# START OF Page text

By May 24, 2012 2 Comments

Over the past couple of months, I’ve been following debates in the media about what has been called a “war against women” or a “campaign against women.” When I feel like I can no longer bear watching news reports and analysis on this topic, I find myself turning the channel and immersing myself in a new slate of sitcoms and dramas. Interestingly, the shows that I’m watching these days don’t let me off the hook. They don’t allow me to escape the disappointment, frustration, angst, and anxiety in our culture. Instead, they invite me into the heart of that experience.

Girls, Mad Men, and Game of Thrones vividly illustrate conflicts about gender and sexuality on both cultural and personal levels.  The female characters in these programs bear the cultural realities of sexism in their own bodies and souls. Those of us viewers who connect empathetically with them may participate in a parallel process—a journey into our own angst. In this journey, we may become painfully aware of our own internalized sexism. We may wrestle with our own inner conflicts as we try out life-giving new ways of relating to others.

# END OF Page text
# START OF Records supplied

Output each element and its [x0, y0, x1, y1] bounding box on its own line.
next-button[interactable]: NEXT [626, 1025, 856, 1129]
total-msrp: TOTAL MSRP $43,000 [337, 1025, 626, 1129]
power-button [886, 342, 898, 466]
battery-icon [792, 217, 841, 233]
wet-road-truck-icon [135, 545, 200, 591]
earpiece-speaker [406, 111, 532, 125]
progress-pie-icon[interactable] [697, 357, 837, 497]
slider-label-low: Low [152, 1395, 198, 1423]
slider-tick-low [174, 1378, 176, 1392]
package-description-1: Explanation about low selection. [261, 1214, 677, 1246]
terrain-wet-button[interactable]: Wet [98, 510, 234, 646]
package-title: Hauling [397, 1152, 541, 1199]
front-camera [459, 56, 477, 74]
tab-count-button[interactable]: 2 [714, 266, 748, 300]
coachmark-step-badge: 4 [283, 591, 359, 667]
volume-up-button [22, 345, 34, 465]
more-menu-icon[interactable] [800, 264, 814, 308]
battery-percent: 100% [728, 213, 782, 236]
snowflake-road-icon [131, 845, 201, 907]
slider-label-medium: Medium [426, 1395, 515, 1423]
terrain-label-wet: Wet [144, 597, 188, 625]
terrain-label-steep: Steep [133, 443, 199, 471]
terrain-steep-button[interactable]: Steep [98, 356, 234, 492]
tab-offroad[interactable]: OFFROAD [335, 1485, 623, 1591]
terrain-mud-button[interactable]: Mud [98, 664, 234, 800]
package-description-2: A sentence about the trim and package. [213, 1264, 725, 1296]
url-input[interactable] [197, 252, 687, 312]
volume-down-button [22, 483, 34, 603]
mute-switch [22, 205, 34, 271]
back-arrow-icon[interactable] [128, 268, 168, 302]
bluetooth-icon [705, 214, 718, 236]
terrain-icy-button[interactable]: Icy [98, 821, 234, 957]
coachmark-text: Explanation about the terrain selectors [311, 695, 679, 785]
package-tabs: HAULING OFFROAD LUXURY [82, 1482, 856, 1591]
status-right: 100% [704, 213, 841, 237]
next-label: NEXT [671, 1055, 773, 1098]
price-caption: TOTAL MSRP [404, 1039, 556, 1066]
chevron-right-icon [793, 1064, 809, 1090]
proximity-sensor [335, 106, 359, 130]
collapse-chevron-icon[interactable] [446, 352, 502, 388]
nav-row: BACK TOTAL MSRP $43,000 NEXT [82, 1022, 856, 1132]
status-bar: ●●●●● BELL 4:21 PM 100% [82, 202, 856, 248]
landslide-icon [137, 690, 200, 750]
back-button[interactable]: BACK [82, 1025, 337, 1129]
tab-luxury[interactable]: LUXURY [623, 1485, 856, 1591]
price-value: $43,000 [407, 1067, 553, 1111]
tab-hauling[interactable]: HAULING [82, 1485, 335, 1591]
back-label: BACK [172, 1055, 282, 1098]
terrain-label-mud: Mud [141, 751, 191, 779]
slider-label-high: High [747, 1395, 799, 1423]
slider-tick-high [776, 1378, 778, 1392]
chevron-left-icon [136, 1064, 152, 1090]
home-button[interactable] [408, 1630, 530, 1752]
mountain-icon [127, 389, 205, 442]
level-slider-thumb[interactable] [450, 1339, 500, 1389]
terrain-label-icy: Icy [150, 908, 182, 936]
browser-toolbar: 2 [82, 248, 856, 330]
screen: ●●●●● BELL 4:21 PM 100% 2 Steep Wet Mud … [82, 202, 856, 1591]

# END OF Records supplied

• _Tasks to carry out_:
[A] In the post on television and gender, translate this sentence into Spanish: "Interestingly, the shows that I’m watching these days don’t let me off the hook."
[B] According to the post on television and gender, which three programs vividly illustrate conflicts about gender and sexuality?
[C] Continue the post on television and gender from its final sentence.

• _Answers to the tasks_:
[A] Curiosamente, los programas que estoy viendo estos días no me dejan escapar tan fácilmente.

[B] Girls, Mad Men, and Game of Thrones.

[C]
Game of Thrones, the HBO series based on George R. R. Martin’s bestselling books of the same title, presents a surprisingly long slate of women who find voice and establish power in their worlds, but not without severe limitation and searing ambiguity. The economic, social, and ethnic diversity among them demonstrates multiple ways to be a woman in a man’s world. There are queens and whores, princesses and poor outcasts, young girls who want to wield swords and mothers who have no choice but to do so. From Brienne, a tall, strong, friendless, hand of the king (think: fierce warrior) who declares, “I am no lady!” to Daenerys, a young, orphaned, and exiled princess who declares herself “Mother of Dragons” and future ruler of the realm: these women demonstrate the beauty and poignancy of an indomitable spirit hemmed in by indomitable external forces. Perhaps most vivid is the sexual power wielded by men in their lives—a reality that three generations of consciousness-raising have hardly eliminated in western culture.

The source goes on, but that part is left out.